(Task input)
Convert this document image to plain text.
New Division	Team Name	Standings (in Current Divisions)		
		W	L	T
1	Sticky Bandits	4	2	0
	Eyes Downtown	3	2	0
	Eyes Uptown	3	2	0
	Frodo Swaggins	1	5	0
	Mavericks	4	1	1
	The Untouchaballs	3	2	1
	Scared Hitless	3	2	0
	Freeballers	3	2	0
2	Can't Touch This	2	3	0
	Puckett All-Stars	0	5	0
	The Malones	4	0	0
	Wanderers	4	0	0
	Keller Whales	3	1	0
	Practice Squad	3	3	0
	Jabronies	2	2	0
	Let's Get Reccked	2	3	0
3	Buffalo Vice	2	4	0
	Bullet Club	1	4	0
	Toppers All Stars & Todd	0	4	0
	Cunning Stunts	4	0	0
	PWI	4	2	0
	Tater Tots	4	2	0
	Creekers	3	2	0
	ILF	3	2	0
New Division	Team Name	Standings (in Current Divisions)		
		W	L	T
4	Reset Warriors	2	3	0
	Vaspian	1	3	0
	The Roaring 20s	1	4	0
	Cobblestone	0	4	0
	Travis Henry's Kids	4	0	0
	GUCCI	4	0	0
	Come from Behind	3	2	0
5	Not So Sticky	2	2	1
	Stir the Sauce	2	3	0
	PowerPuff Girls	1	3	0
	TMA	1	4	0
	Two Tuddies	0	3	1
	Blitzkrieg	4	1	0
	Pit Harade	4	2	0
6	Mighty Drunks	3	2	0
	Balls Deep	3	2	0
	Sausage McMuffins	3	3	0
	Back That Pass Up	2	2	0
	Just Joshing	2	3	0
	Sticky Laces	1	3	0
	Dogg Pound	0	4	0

(Stated problem) The answer is one number: how many lines of the material above contain "Sticky".

(Solution) 3